EXTRACT TO READ:
=-=-=-=-=

SimpleDMFT_solver

Official Resources

• Source Repository: https://github.com/romainfd/DMFT_solver
• License: No explicit license found (Copyright retained by author)
• Language: Python, Jupyter Notebook

Overview

This repository contains a simple, educational implementation of a DMFT solver. It focuses on the Iterated Perturbation Theory (IPT) method for the single-orbital Hubbard model on a Bethe lattice. It serves as an accessible entry point for understanding the structure and implementation of a DMFT self-consistency loop and perturbative solvers, utilizing a clear Jupyter Notebook format.

Scientific domain: Educational Physics, Many-Body Theory Target user community: Students, Beginners in DMFT

Theoretical Methods

• Dynamical Mean-Field Theory (DMFT)
• Iterated Perturbation Theory (IPT)
• Hubbard Model (Half-filling focus)

=-=-=-=-=

(Bounding box listing)
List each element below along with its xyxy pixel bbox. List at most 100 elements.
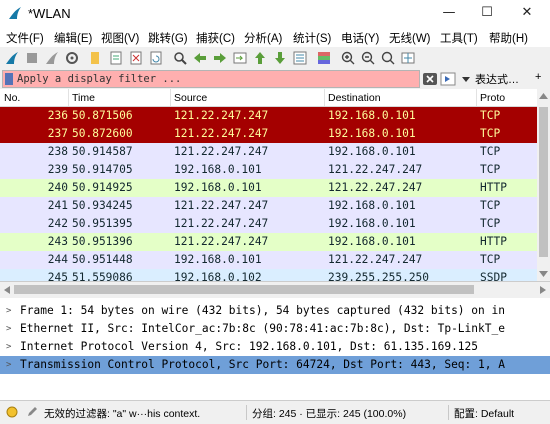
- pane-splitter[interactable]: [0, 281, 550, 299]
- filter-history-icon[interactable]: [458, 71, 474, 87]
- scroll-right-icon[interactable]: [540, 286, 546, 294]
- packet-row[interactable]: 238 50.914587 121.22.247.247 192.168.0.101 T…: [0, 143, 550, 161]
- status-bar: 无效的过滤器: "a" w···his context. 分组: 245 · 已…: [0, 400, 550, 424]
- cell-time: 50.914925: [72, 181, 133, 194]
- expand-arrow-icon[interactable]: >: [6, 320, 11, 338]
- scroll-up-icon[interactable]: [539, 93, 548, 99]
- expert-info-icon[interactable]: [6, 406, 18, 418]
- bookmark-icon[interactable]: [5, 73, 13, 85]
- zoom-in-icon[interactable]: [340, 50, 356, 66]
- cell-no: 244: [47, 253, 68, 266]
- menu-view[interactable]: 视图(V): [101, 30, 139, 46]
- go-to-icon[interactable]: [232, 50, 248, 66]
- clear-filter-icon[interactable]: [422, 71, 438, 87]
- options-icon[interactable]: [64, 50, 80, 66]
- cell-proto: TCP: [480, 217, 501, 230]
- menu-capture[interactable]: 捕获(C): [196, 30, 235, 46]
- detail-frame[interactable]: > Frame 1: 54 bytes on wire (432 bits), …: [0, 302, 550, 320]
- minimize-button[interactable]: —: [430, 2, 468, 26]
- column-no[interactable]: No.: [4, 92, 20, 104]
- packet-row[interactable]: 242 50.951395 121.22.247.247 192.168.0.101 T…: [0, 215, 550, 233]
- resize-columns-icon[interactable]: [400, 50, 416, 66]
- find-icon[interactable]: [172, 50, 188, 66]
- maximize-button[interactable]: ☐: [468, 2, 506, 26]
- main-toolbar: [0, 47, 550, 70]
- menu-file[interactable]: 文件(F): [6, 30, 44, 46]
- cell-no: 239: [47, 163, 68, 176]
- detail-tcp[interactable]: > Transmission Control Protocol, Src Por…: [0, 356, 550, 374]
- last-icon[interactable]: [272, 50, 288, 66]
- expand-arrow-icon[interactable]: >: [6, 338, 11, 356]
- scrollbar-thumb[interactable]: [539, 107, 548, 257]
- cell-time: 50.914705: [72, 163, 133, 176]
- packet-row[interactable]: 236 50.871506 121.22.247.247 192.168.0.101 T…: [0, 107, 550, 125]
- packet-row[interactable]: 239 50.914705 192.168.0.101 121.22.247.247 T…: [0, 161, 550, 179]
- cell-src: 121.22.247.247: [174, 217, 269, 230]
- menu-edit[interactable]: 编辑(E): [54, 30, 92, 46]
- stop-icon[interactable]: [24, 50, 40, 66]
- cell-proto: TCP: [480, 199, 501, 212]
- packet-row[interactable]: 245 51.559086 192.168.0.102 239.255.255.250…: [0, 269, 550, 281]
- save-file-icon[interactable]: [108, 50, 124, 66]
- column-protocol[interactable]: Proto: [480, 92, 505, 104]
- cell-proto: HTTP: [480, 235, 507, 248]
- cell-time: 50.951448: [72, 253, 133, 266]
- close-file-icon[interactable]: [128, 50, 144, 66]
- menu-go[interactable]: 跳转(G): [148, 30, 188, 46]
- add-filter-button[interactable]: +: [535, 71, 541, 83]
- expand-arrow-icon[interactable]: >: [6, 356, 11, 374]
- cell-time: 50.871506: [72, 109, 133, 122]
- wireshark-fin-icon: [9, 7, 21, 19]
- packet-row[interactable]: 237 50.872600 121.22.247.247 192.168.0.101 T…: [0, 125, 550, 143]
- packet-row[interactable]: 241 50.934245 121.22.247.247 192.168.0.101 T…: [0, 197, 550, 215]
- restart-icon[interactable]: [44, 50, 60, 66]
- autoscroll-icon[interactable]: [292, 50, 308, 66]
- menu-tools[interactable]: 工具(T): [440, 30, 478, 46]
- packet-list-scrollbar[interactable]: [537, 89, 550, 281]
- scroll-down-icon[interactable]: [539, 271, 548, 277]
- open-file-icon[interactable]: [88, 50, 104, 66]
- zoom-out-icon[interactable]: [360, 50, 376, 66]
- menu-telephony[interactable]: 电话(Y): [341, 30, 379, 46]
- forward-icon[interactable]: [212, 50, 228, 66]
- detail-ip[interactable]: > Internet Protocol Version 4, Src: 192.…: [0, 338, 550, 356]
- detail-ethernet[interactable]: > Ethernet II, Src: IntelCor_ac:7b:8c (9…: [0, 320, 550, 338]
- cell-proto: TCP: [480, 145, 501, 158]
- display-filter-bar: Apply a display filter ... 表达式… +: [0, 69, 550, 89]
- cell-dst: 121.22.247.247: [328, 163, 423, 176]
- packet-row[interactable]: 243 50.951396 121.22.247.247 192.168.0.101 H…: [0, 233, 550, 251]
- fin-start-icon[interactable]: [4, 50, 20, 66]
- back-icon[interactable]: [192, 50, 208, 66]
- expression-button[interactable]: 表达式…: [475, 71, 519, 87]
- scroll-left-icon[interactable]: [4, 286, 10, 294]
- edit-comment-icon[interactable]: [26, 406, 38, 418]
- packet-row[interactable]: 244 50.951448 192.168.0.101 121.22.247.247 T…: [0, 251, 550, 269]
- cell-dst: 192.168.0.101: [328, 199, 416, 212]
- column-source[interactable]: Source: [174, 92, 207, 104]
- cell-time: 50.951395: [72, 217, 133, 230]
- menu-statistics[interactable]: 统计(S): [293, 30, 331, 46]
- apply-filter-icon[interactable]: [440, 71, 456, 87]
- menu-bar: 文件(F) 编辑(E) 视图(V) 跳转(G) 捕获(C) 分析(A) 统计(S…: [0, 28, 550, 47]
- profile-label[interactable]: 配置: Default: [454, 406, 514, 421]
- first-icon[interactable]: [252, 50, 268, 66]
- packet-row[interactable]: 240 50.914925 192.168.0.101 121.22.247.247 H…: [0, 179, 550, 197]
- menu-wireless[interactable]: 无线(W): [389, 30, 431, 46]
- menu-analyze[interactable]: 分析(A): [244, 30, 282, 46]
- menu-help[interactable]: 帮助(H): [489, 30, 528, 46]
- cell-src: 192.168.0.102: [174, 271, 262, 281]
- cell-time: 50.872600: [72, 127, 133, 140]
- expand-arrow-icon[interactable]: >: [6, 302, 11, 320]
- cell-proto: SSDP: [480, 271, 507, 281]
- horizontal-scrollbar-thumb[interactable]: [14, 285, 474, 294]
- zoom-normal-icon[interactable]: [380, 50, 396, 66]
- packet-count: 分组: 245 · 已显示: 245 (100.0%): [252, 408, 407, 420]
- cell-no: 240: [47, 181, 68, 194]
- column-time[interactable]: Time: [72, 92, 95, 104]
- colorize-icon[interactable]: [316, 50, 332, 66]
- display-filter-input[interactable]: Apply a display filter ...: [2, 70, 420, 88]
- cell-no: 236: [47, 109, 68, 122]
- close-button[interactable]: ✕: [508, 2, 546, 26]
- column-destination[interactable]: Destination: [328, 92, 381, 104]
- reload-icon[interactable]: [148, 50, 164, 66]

=-=-=-=-=

DIRECTIONS:
A. Summarize the SimpleDMFT_solver page in two sentences.
B. Reproduce the SimpleDMFT_solver page word for word, starting with "Scientific domain: Educational" and going on through "Model (Half-filling focus)".
C. According to the SimpleDMFT_solver page, on what lattice is the single-orbital Hubbard model treated?

WRITTEN RESPONSES:
A. The SimpleDMFT_solver repository is a simple, educational Python and Jupyter Notebook implementation of a DMFT solver that uses Iterated Perturbation Theory for the single-orbital Hubbard model on a Bethe lattice. It is aimed at students and DMFT beginners as an accessible entry point to the structure of a DMFT self-consistency loop and perturbative solvers, and no explicit license was found.

B.
Scientific domain: Educational Physics, Many-Body Theory Target user community: Students, Beginners in DMFT

Theoretical Methods

• Dynamical Mean-Field Theory (DMFT)
• Iterated Perturbation Theory (IPT)
• Hubbard Model (Half-filling focus)

C. A Bethe lattice.